[DATA SHOWN start]
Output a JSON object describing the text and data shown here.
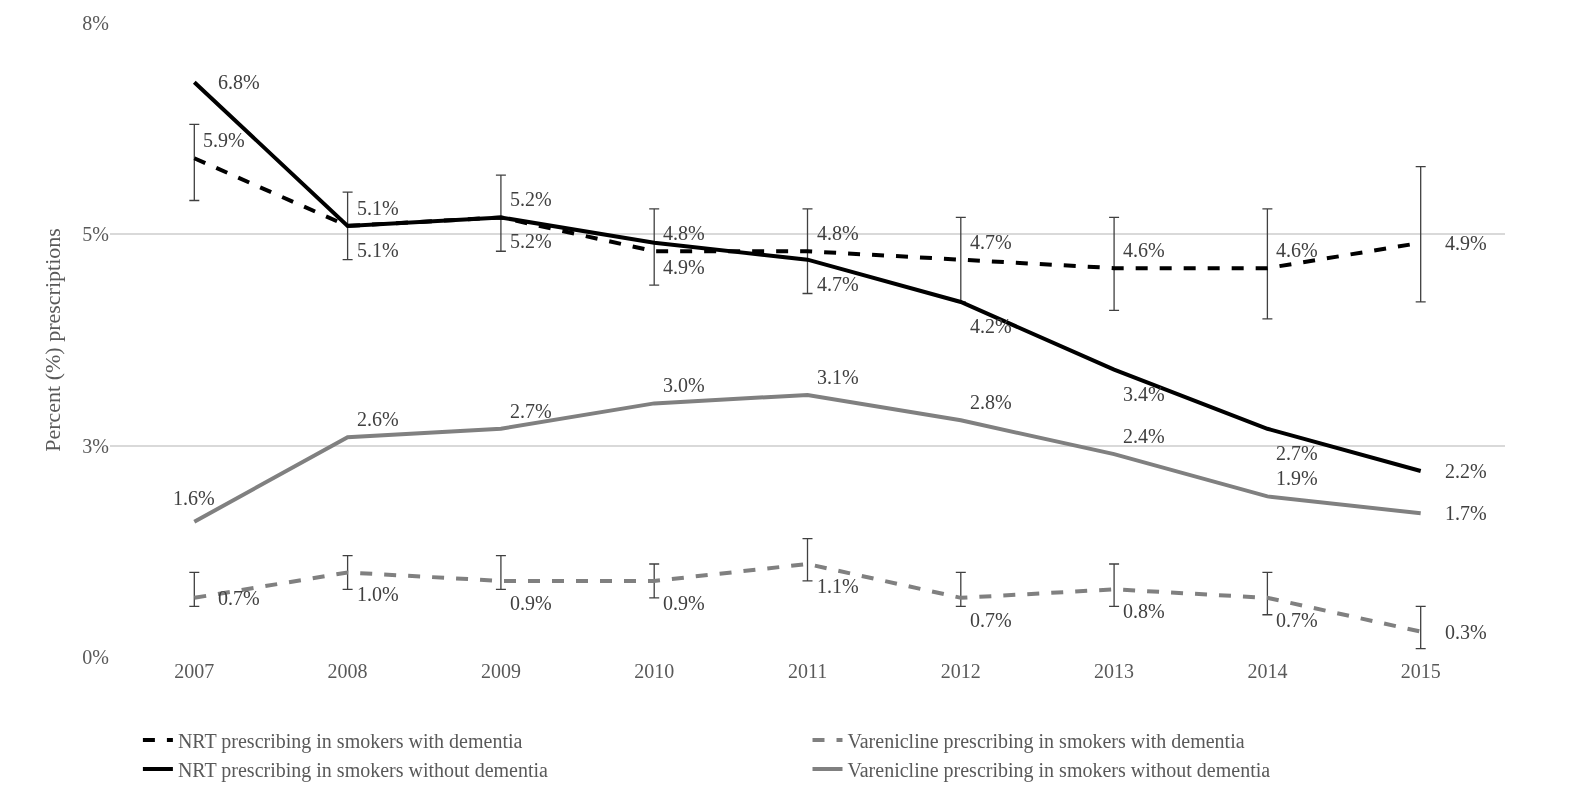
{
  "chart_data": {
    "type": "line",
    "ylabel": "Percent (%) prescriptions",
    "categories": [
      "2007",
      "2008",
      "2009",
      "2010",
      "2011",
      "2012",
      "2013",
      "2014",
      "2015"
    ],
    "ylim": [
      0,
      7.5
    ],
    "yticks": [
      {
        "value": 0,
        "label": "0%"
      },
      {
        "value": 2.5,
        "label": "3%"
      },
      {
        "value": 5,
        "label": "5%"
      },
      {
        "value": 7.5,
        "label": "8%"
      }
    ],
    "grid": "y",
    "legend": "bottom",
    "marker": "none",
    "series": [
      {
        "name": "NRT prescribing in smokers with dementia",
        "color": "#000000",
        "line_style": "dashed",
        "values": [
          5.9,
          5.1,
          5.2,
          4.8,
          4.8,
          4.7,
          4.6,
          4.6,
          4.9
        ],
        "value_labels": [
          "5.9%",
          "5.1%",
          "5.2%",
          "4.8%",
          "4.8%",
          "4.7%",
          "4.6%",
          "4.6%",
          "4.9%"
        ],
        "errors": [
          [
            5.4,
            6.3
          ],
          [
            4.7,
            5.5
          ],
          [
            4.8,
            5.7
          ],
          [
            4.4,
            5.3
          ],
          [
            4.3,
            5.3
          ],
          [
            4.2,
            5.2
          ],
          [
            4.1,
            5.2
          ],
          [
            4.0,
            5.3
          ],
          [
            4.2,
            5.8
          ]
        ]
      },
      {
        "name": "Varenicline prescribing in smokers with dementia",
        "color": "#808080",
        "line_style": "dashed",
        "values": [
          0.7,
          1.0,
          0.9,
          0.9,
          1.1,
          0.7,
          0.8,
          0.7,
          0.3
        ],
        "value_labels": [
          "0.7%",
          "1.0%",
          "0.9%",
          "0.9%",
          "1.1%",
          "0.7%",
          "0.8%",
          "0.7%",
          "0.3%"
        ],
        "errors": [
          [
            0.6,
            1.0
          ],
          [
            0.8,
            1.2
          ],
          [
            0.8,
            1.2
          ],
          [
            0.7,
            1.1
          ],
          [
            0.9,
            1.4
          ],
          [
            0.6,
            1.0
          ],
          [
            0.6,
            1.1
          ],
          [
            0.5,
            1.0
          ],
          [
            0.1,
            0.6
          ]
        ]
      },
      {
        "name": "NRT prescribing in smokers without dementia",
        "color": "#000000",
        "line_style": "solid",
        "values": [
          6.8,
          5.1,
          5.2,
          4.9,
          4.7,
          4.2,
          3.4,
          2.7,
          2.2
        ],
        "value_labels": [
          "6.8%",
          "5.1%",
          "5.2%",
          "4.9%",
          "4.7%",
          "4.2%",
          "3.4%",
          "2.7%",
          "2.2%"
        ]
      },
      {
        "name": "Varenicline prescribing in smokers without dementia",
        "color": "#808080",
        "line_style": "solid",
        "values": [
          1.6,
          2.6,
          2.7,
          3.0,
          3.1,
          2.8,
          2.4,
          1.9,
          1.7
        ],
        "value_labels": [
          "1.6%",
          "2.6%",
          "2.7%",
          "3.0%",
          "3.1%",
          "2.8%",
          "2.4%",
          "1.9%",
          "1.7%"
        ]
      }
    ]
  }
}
[DATA SHOWN end]
[DATA SHOWN start]
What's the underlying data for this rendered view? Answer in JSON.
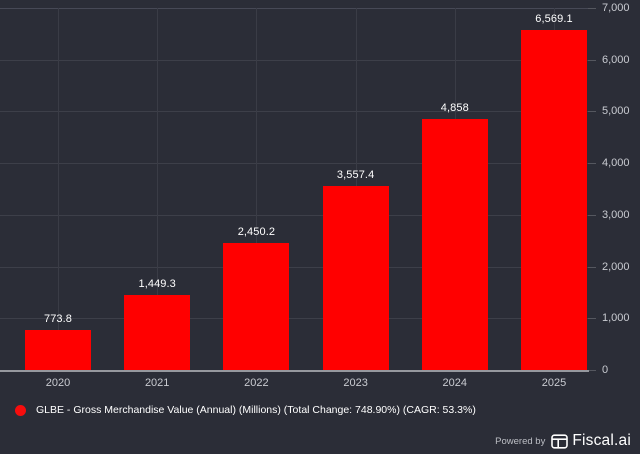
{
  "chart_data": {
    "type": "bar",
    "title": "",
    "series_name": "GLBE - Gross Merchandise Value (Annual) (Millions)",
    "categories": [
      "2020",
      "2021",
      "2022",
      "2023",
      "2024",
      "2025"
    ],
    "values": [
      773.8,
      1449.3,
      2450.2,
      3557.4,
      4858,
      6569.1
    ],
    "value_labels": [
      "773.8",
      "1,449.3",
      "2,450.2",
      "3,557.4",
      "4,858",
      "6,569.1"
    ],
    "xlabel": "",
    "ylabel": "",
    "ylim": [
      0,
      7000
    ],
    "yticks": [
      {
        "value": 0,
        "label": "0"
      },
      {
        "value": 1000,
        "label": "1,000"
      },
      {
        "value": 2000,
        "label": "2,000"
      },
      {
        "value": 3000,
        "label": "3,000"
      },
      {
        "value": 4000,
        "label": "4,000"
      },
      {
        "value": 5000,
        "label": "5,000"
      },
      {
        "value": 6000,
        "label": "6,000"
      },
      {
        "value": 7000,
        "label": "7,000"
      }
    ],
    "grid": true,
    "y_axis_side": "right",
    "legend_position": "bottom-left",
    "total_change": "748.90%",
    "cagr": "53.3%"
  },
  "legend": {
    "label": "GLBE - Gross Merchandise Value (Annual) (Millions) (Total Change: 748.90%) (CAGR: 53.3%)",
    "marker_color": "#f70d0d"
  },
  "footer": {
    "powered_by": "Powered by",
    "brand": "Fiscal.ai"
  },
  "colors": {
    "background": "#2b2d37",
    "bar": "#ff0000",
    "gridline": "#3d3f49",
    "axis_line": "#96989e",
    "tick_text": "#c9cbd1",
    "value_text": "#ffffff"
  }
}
[DATA SHOWN end]
[DATA SHOWN start]
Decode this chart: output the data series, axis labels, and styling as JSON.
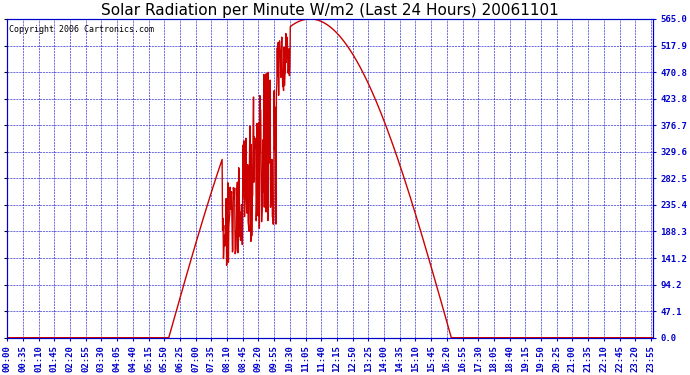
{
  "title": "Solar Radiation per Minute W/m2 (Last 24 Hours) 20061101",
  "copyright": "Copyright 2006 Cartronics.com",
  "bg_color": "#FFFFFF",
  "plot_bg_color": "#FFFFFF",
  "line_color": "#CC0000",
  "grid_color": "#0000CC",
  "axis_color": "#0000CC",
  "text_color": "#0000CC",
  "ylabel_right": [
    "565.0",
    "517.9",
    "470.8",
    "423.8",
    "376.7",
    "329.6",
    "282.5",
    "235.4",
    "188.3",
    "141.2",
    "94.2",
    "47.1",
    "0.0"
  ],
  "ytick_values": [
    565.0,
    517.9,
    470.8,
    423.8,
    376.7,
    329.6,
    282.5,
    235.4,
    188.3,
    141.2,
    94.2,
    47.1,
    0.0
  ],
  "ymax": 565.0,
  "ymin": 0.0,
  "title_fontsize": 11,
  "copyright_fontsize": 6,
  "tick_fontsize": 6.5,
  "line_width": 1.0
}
[DATA SHOWN end]
# THE EXERCISE:
Isolate the lines above that contain the word "bottom" and copy them.

# OUTPUT OF THE TASK:
    "legend": "bottom",
    "legend_position": "bottom-left",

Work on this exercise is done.